Coordinate annotation items
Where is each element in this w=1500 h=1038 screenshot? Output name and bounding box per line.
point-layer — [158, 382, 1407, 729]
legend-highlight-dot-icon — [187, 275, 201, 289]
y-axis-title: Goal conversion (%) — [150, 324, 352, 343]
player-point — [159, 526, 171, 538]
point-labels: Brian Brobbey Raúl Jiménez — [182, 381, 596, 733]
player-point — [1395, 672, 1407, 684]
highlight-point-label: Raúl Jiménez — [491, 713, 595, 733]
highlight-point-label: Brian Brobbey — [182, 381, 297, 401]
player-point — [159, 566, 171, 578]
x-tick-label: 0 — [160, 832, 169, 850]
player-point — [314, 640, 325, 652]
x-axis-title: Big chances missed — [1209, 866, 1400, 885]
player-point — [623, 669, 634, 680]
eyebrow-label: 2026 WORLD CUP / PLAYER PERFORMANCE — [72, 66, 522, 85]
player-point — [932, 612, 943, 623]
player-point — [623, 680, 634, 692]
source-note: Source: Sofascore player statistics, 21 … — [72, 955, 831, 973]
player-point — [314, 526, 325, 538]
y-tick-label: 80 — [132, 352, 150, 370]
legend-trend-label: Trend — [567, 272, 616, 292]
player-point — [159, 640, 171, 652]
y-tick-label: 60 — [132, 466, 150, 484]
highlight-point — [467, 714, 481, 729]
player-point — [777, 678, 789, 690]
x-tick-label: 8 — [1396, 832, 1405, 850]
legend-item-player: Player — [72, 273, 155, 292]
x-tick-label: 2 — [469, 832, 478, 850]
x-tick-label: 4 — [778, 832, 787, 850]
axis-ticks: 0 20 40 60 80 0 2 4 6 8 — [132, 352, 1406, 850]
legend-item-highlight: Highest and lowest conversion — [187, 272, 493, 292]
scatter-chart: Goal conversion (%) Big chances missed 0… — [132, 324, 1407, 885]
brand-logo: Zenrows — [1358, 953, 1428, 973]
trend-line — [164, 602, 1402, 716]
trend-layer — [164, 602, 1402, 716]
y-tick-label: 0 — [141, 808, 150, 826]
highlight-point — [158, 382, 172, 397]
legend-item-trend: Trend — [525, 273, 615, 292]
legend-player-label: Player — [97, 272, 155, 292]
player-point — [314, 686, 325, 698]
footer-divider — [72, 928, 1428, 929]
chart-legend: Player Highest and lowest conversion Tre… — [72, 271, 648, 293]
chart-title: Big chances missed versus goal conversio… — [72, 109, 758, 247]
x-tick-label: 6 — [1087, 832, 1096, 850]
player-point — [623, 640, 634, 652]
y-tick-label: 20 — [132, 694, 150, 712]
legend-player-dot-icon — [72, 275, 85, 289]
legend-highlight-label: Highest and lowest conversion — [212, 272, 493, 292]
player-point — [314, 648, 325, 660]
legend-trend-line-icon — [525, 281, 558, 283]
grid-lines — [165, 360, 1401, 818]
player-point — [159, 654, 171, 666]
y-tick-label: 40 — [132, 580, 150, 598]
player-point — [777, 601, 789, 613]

→ **WHAT IS ASKED**:
Put these items into a Markdown table with the columns Number and Item line, one row per non-blank line, numbered in order.

→ **SOLUTION TO THIS PROBLEM**:
| Number | Item line |
|---|---|
| 1 | Where is each element in this w=1500 h=1038 screenshot? Output name and bounding box per line. |
| 2 | point-layer — [158, 382, 1407, 729] |
| 3 | legend-highlight-dot-icon — [187, 275, 201, 289] |
| 4 | y-axis-title: Goal conversion (%) — [150, 324, 352, 343] |
| 5 | player-point — [159, 526, 171, 538] |
| 6 | point-labels: Brian Brobbey Raúl Jiménez — [182, 381, 596, 733] |
| 7 | player-point — [1395, 672, 1407, 684] |
| 8 | highlight-point-label: Raúl Jiménez — [491, 713, 595, 733] |
| 9 | highlight-point-label: Brian Brobbey — [182, 381, 297, 401] |
| 10 | player-point — [159, 566, 171, 578] |
| 11 | x-tick-label: 0 — [160, 832, 169, 850] |
| 12 | player-point — [314, 640, 325, 652] |
| 13 | x-axis-title: Big chances missed — [1209, 866, 1400, 885] |
| 14 | player-point — [623, 669, 634, 680] |
| 15 | eyebrow-label: 2026 WORLD CUP / PLAYER PERFORMANCE — [72, 66, 522, 85] |
| 16 | player-point — [932, 612, 943, 623] |
| 17 | player-point — [623, 680, 634, 692] |
| 18 | source-note: Source: Sofascore player statistics, 21 … — [72, 955, 831, 973] |
| 19 | player-point — [314, 526, 325, 538] |
| 20 | y-tick-label: 80 — [132, 352, 150, 370] |
| 21 | legend-trend-label: Trend — [567, 272, 616, 292] |
| 22 | player-point — [159, 640, 171, 652] |
| 23 | y-tick-label: 60 — [132, 466, 150, 484] |
| 24 | highlight-point — [467, 714, 481, 729] |
| 25 | player-point — [777, 678, 789, 690] |
| 26 | x-tick-label: 8 — [1396, 832, 1405, 850] |
| 27 | legend-item-player: Player — [72, 273, 155, 292] |
| 28 | x-tick-label: 2 — [469, 832, 478, 850] |
| 29 | x-tick-label: 4 — [778, 832, 787, 850] |
| 30 | axis-ticks: 0 20 40 60 80 0 2 4 6 8 — [132, 352, 1406, 850] |
| 31 | legend-item-highlight: Highest and lowest conversion — [187, 272, 493, 292] |
| 32 | scatter-chart: Goal conversion (%) Big chances missed 0… — [132, 324, 1407, 885] |
| 33 | brand-logo: Zenrows — [1358, 953, 1428, 973] |
| 34 | trend-line — [164, 602, 1402, 716] |
| 35 | trend-layer — [164, 602, 1402, 716] |
| 36 | y-tick-label: 0 — [141, 808, 150, 826] |
| 37 | highlight-point — [158, 382, 172, 397] |
| 38 | legend-item-trend: Trend — [525, 273, 615, 292] |
| 39 | legend-player-label: Player — [97, 272, 155, 292] |
| 40 | player-point — [314, 686, 325, 698] |
| 41 | footer-divider — [72, 928, 1428, 929] |
| 42 | chart-legend: Player Highest and lowest conversion Tre… — [72, 271, 648, 293] |
| 43 | chart-title: Big chances missed versus goal conversio… — [72, 109, 758, 247] |
| 44 | x-tick-label: 6 — [1087, 832, 1096, 850] |
| 45 | player-point — [623, 640, 634, 652] |
| 46 | y-tick-label: 20 — [132, 694, 150, 712] |
| 47 | legend-player-dot-icon — [72, 275, 85, 289] |
| 48 | legend-highlight-label: Highest and lowest conversion — [212, 272, 493, 292] |
| 49 | player-point — [314, 648, 325, 660] |
| 50 | legend-trend-line-icon — [525, 281, 558, 283] |
| 51 | grid-lines — [165, 360, 1401, 818] |
| 52 | player-point — [159, 654, 171, 666] |
| 53 | y-tick-label: 40 — [132, 580, 150, 598] |
| 54 | player-point — [777, 601, 789, 613] |